===== EXERCISE MATERIAL

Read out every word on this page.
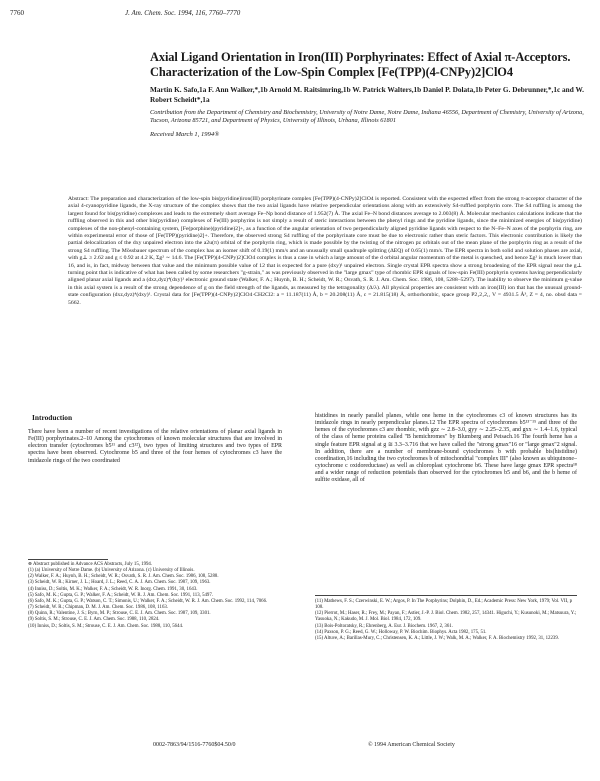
7760	J. Am. Chem. Soc. 1994, 116, 7760–7770
Axial Ligand Orientation in Iron(III) Porphyrinates: Effect of Axial π-Acceptors. Characterization of the Low-Spin Complex [Fe(TPP)(4-CNPy)2]ClO4

Martin K. Safo,1a F. Ann Walker,*,1b Arnold M. Raitsimring,1b W. Patrick Walters,1b Daniel P. Dolata,1b Peter G. Debrunner,*,1c and W. Robert Scheidt*,1a

Contribution from the Department of Chemistry and Biochemistry, University of Notre Dame, Notre Dame, Indiana 46556, Department of Chemistry, University of Arizona, Tucson, Arizona 85721, and Department of Physics, University of Illinois, Urbana, Illinois 61801

Received March 1, 1994®

Abstract: The preparation and characterization of the low-spin bis(pyridine)iron(III) porphyrinate complex [Fe(TPP)(4-CNPy)2]ClO4 is reported. Consistent with the expected effect from the strong π-acceptor character of the axial 4-cyanopyridine ligands, the X-ray structure of the complex shows that the two axial ligands have relative perpendicular orientations along with an extensively S4-ruffled porphyrin core. The S4 ruffling is among the largest found for bis(pyridine) complexes and leads to the extremely short average Fe–Np bond distance of 1.952(7) Å. The axial Fe–N bond distances average to 2.003(8) Å. Molecular mechanics calculations indicate that the ruffling observed in this and other bis(pyridine) complexes of Fe(III) porphyrins is not simply a result of steric interactions between the phenyl rings and the pyridine ligands, since the minimized energies of bis(pyridine) complexes of the non-phenyl-containing system, [Fe(porphine)(pyridine)2]+, as a function of the angular orientation of two perpendicularly aligned pyridine ligands with respect to the N–Fe–N axes of the porphyrin ring, are within experimental error of those of [Fe(TPP)(pyridine)2]+. Therefore, the observed strong S4 ruffling of the porphyrinate core must be due to electronic rather than steric factors. This electronic contribution is likely the partial delocalization of the dxy unpaired electron into the a2u(π) orbital of the porphyrin ring, which is made possible by the twisting of the nitrogen pz orbitals out of the mean plane of the porphyrin ring as a result of the strong S4 ruffling. The Mössbauer spectrum of the complex has an isomer shift of 0.19(1) mm/s and an unusually small quadruple splitting (ΔEQ) of 0.65(1) mm/s. The EPR spectra in both solid and solution phases are axial, with g⊥ ≥ 2.62 and g ≤ 0.92 at 4.2 K, Σg² ∼ 14.6. The [Fe(TPP)(4-CNPy)2]ClO4 complex is thus a case in which a large amount of the d orbital angular momentum of the metal is quenched, and hence Σg² is much lower than 16, and is, in fact, midway between that value and the minimum possible value of 12 that is expected for a pure (dxy)¹ unpaired electron. Single crystal EPR spectra show a strong broadening of the EPR signal near the g⊥ turning point that is indicative of what has been called by some researchers "g-strain," as was previously observed in the "large gmax" type of rhombic EPR signals of low-spin Fe(III) porphyrin systems having perpendicularly aligned planar axial ligands and a (dxz,dyz)⁴(dxy)¹ electronic ground state (Walker, F. A.; Huynh, B. H.; Scheidt, W. R.; Osvath, S. R. J. Am. Chem. Soc. 1986, 108, 5288–5297). The inability to observe the minimum g-value in this axial system is a result of the strong dependence of g on the field strength of the ligands, as measured by the tetragonality (Δ/λ). All physical properties are consistent with an iron(III) ion that has the unusual ground-state configuration (dxz,dyz)⁴(dxy)¹. Crystal data for [Fe(TPP)(4-CNPy)2]ClO4·CH2Cl2: a = 11.187(11) Å, b = 20.208(11) Å, c = 21.815(18) Å, orthorhombic, space group P2₁2₁2₁, V = 4931.5 Å³, Z = 4, no. obsd data = 5662.

Introduction

There have been a number of recent investigations of the relative orientations of planar axial ligands in Fe(III) porphyrinates.2–10 Among the cytochromes of known molecular structures that are involved in electron transfer (cytochromes b5¹¹ and c3¹²), two types of limiting structures and two types of EPR spectra have been observed. Cytochrome b5 and three of the four hemes of cytochromes c3 have the imidazole rings of the two coordinated

histidines in nearly parallel planes, while one heme in the cytochromes c3 of known structures has its imidazole rings in nearly perpendicular planes.12 The EPR spectra of cytochromes b5¹³⁻¹⁵ and three of the hemes of the cytochromes c3 are rhombic, with gzz ∼ 2.8–3.0, gyy ∼ 2.25–2.35, and gxx ∼ 1.4–1.6, typical of the class of heme proteins called "B hemichromes" by Blumberg and Peisach.16 The fourth heme has a single feature EPR signal at g ≅ 3.3–3.716 that we have called the "strong gmax"16 or "large gmax"2 signal. In addition, there are a number of membrane-bound cytochromes b with probable bis(histidine) coordination,16 including the two cytochromes b of mitochondrial "complex III" (also known as ubiquinone–cytochrome c oxidoreductase) as well as chloroplast cytochrome b6. These have large gmax EPR spectra¹⁸ and a wider range of reduction potentials than observed for the cytochromes b5 and b6, and the b heme of sulfite oxidase, all of

⊗ Abstract published in Advance ACS Abstracts, July 15, 1994.
(1) (a) University of Notre Dame. (b) University of Arizona. (c) University of Illinois.
(2) Walker, F. A.; Huynh, B. H.; Scheidt, W. R.; Osvath, S. R. J. Am. Chem. Soc. 1986, 108, 5288.
(3) Scheidt, W. R.; Kirner, J. L.; Hoard, J. L.; Reed, C. A. J. Am. Chem. Soc. 1987, 109, 1963.
(4) Inniss, D.; Soltis, M. K.; Walker, F. A.; Scheidt, W. R. Inorg. Chem. 1991, 30, 1643.
(5) Safo, M. K.; Gupta, G. P.; Walker, F. A.; Scheidt, W. R. J. Am. Chem. Soc. 1991, 113, 5497.
(6) Safo, M. K.; Gupta, G. P.; Watson, C. T.; Simonis, U.; Walker, F. A.; Scheidt, W. R. J. Am. Chem. Soc. 1992, 114, 7066.
(7) Scheidt, W. R.; Chipman, D. M. J. Am. Chem. Soc. 1986, 108, 1163.
(8) Quinn, R.; Valentine, J. S.; Byrn, M. P.; Strouse, C. E. J. Am. Chem. Soc. 1987, 109, 3301.
(9) Soltis, S. M.; Strouse, C. E. J. Am. Chem. Soc. 1988, 110, 2824.
(10) Inniss, D.; Soltis, S. M.; Strouse, C. E. J. Am. Chem. Soc. 1988, 110, 5644.
(11) Mathews, F. S.; Czerwinski, E. W.; Argos, P. In The Porphyrins; Dolphin, D., Ed.; Academic Press: New York, 1979; Vol. VII, p 108.
(12) Pierrot, M.; Haser, R.; Frey, M.; Payan, F.; Astier, J.-P. J. Biol. Chem. 1982, 257, 14341. Higuchi, Y.; Kusunoki, M.; Matsuura, Y.; Yasuoka, N.; Kakudo, M. J. Mol. Biol. 1984, 172, 109.
(13) Bois-Poltoratsky, R.; Ehrenberg, A. Eur. J. Biochem. 1967, 2, 361.
(14) Paxson, P. G.; Reed, G. W.; Holloway, P. W. Biochim. Biophys. Acta 1982, 175, 51.
(15) Altuve, A.; Barillas-Mury, C.; Christensen, K. A.; Little, J. W.; Walk, M. A.; Walker, F. A. Biochemistry 1992, 31, 12239.
0002-7863/94/1516-7760$04.50/0	© 1994 American Chemical Society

==========

* [WHAT IS EXPECTED]
What is the number of lines in the data above that contain the word "Notre"? Report the figure only.

* [WRITTEN RESPONSE]
2